EXERCISE -
Find the string "image" in the data, then copy every line where it is found.

ROWS -
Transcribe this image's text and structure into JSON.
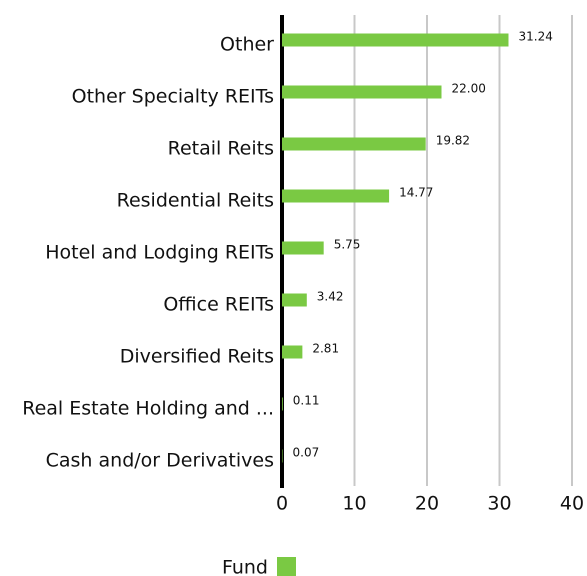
{
  "chart_data": {
    "type": "bar",
    "orientation": "horizontal",
    "categories": [
      "Other",
      "Other Specialty REITs",
      "Retail Reits",
      "Residential Reits",
      "Hotel and Lodging REITs",
      "Office REITs",
      "Diversified Reits",
      "Real Estate Holding and ...",
      "Cash and/or Derivatives"
    ],
    "series": [
      {
        "name": "Fund",
        "color": "#7ac943",
        "values": [
          31.24,
          22.0,
          19.82,
          14.77,
          5.75,
          3.42,
          2.81,
          0.11,
          0.07
        ],
        "value_labels": [
          "31.24",
          "22.00",
          "19.82",
          "14.77",
          "5.75",
          "3.42",
          "2.81",
          "0.11",
          "0.07"
        ]
      }
    ],
    "xlim": [
      0,
      40
    ],
    "xticks": [
      0,
      10,
      20,
      30,
      40
    ],
    "grid": true
  }
}
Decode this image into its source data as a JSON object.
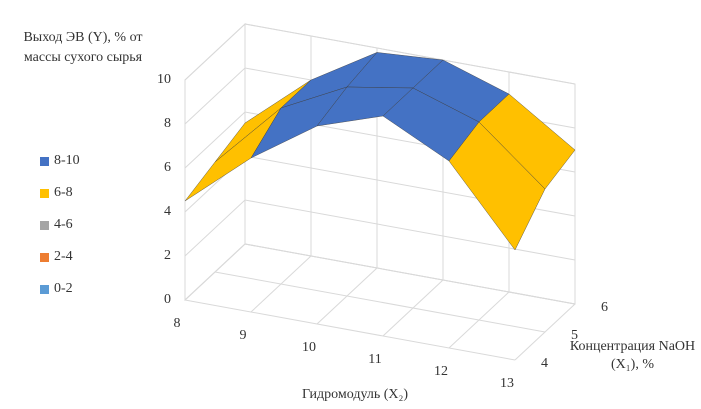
{
  "chart_data": {
    "type": "surface",
    "title": "Выход ЭВ (Y), % от массы сухого сырья",
    "x_label": "Гидромодуль (X₂)",
    "depth_label": "Концентрация NaOH (X₁), %",
    "categories": [
      "8",
      "9",
      "10",
      "11",
      "12",
      "13"
    ],
    "series": [
      {
        "name": "4",
        "values": [
          4.5,
          7,
          9,
          10,
          8.5,
          5
        ]
      },
      {
        "name": "5",
        "values": [
          5,
          8,
          9.5,
          10,
          9,
          6.5
        ]
      },
      {
        "name": "6",
        "values": [
          5.5,
          8,
          9.8,
          10,
          9,
          7
        ]
      }
    ],
    "ylim": [
      0,
      10
    ],
    "yticks": [
      0,
      2,
      4,
      6,
      8,
      10
    ],
    "grid": true,
    "bands": [
      {
        "label": "8-10",
        "min": 8,
        "max": 10,
        "color": "#4472c4"
      },
      {
        "label": "6-8",
        "min": 6,
        "max": 8,
        "color": "#ffc000"
      },
      {
        "label": "4-6",
        "min": 4,
        "max": 6,
        "color": "#a5a5a5"
      },
      {
        "label": "2-4",
        "min": 2,
        "max": 4,
        "color": "#ed7d31"
      },
      {
        "label": "0-2",
        "min": 0,
        "max": 2,
        "color": "#5b9bd5"
      }
    ]
  }
}
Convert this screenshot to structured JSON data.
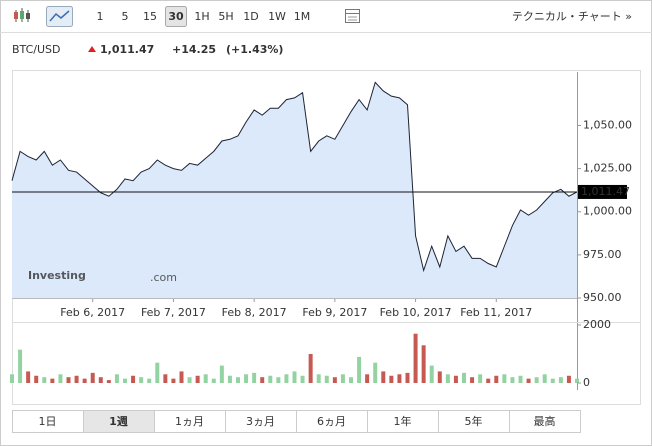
{
  "toolbar": {
    "intervals": [
      "1",
      "5",
      "15",
      "30",
      "1H",
      "5H",
      "1D",
      "1W",
      "1M"
    ],
    "selected_interval": 3,
    "link": "テクニカル・チャート »"
  },
  "header": {
    "symbol": "BTC/USD",
    "price": "1,011.47",
    "change": "+14.25",
    "change_percent": "(+1.43%)"
  },
  "watermark": {
    "brand": "Investing",
    "suffix": ".com"
  },
  "chart_data": {
    "type": "area",
    "color": "#1d2434",
    "fill": "#dbe9fb",
    "values": [
      1018,
      1035,
      1032,
      1030,
      1035,
      1027,
      1030,
      1024,
      1023,
      1019,
      1015,
      1011,
      1009,
      1013,
      1019,
      1018,
      1023,
      1025,
      1030,
      1027,
      1025,
      1024,
      1028,
      1027,
      1031,
      1035,
      1041,
      1042,
      1044,
      1052,
      1059,
      1056,
      1060,
      1060,
      1065,
      1066,
      1069,
      1035,
      1041,
      1044,
      1042,
      1050,
      1058,
      1065,
      1059,
      1075,
      1070,
      1067,
      1066,
      1062,
      986,
      966,
      980,
      968,
      986,
      977,
      980,
      973,
      973,
      970,
      968,
      980,
      992,
      1001,
      998,
      1001,
      1006,
      1011,
      1013,
      1009,
      1011.47
    ],
    "xlim": [
      0,
      70
    ],
    "xticks": [
      {
        "value": 10,
        "label": "Feb 6, 2017"
      },
      {
        "value": 20,
        "label": "Feb 7, 2017"
      },
      {
        "value": 30,
        "label": "Feb 8, 2017"
      },
      {
        "value": 40,
        "label": "Feb 9, 2017"
      },
      {
        "value": 50,
        "label": "Feb 10, 2017"
      },
      {
        "value": 60,
        "label": "Feb 11, 2017"
      }
    ],
    "ylim": [
      950,
      1081
    ],
    "yticks": [
      {
        "value": 950,
        "label": "950.00"
      },
      {
        "value": 975,
        "label": "975.00"
      },
      {
        "value": 1000,
        "label": "1,000.00"
      },
      {
        "value": 1025,
        "label": "1,025.00"
      },
      {
        "value": 1050,
        "label": "1,050.00"
      }
    ],
    "current": {
      "value": 1011.47,
      "label": "1,011.47"
    },
    "volume": {
      "values": [
        300,
        1150,
        400,
        250,
        200,
        150,
        300,
        200,
        250,
        150,
        350,
        200,
        100,
        300,
        150,
        250,
        200,
        150,
        700,
        300,
        150,
        400,
        200,
        250,
        300,
        150,
        600,
        250,
        200,
        300,
        350,
        200,
        250,
        200,
        300,
        400,
        250,
        1000,
        300,
        250,
        200,
        300,
        200,
        900,
        300,
        700,
        400,
        250,
        300,
        350,
        1700,
        1300,
        600,
        400,
        300,
        250,
        350,
        200,
        300,
        150,
        250,
        300,
        200,
        250,
        150,
        200,
        300,
        150,
        200,
        250,
        150
      ],
      "ylim": [
        0,
        2000
      ],
      "yticks": [
        0,
        2000
      ],
      "up_color": "#93d3a2",
      "down_color": "#c65a52"
    }
  },
  "ranges": {
    "labels": [
      "1日",
      "1週",
      "1ヵ月",
      "3ヵ月",
      "6ヵ月",
      "1年",
      "5年",
      "最高"
    ],
    "selected": 1
  }
}
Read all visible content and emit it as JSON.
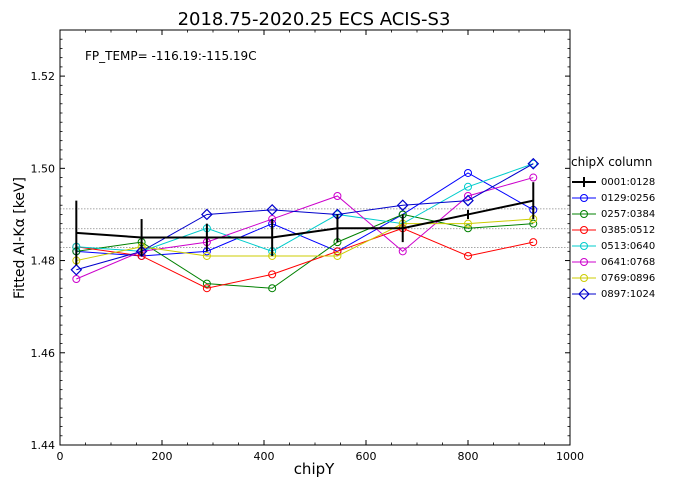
{
  "chart_data": {
    "type": "line",
    "title": "2018.75-2020.25   ECS   ACIS-S3",
    "annotation": "FP_TEMP= -116.19:-115.19C",
    "xlabel": "chipY",
    "ylabel": "Fitted Al-Kα [keV]",
    "xlim": [
      0,
      1000
    ],
    "ylim": [
      1.44,
      1.53
    ],
    "xticks": [
      0,
      200,
      400,
      600,
      800,
      1000
    ],
    "yticks": [
      1.44,
      1.46,
      1.48,
      1.5,
      1.52
    ],
    "grid": false,
    "reference_lines": [
      1.4828,
      1.4869,
      1.4912
    ],
    "legend_title": "chipX column",
    "legend_position": "right, outside plot",
    "x": [
      32,
      160,
      288,
      416,
      544,
      672,
      800,
      928
    ],
    "series": [
      {
        "name": "0001:0128",
        "color": "#000000",
        "marker": "errorbar",
        "values": [
          1.486,
          1.485,
          1.485,
          1.485,
          1.487,
          1.487,
          1.49,
          1.493
        ],
        "errors": [
          0.007,
          0.004,
          0.003,
          0.004,
          0.003,
          0.003,
          0.001,
          0.004
        ]
      },
      {
        "name": "0129:0256",
        "color": "#0000ff",
        "marker": "circle",
        "values": [
          1.482,
          1.481,
          1.482,
          1.488,
          1.482,
          1.49,
          1.499,
          1.491
        ]
      },
      {
        "name": "0257:0384",
        "color": "#008000",
        "marker": "circle",
        "values": [
          1.482,
          1.484,
          1.475,
          1.474,
          1.484,
          1.49,
          1.487,
          1.488
        ]
      },
      {
        "name": "0385:0512",
        "color": "#ff0000",
        "marker": "circle",
        "values": [
          1.483,
          1.481,
          1.474,
          1.477,
          1.482,
          1.487,
          1.481,
          1.484
        ]
      },
      {
        "name": "0513:0640",
        "color": "#00cccc",
        "marker": "circle",
        "values": [
          1.483,
          1.482,
          1.487,
          1.482,
          1.49,
          1.488,
          1.496,
          1.501
        ]
      },
      {
        "name": "0641:0768",
        "color": "#cc00cc",
        "marker": "circle",
        "values": [
          1.476,
          1.482,
          1.484,
          1.489,
          1.494,
          1.482,
          1.494,
          1.498
        ]
      },
      {
        "name": "0769:0896",
        "color": "#cccc00",
        "marker": "circle",
        "values": [
          1.48,
          1.483,
          1.481,
          1.481,
          1.481,
          1.488,
          1.488,
          1.489
        ]
      },
      {
        "name": "0897:1024",
        "color": "#0000cc",
        "marker": "diamond",
        "values": [
          1.478,
          1.482,
          1.49,
          1.491,
          1.49,
          1.492,
          1.493,
          1.501
        ]
      }
    ]
  }
}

ANSWER FOR THE TASK -
Transcribe this image's text and structure into JSON.
Decode this image into its source data as a JSON object.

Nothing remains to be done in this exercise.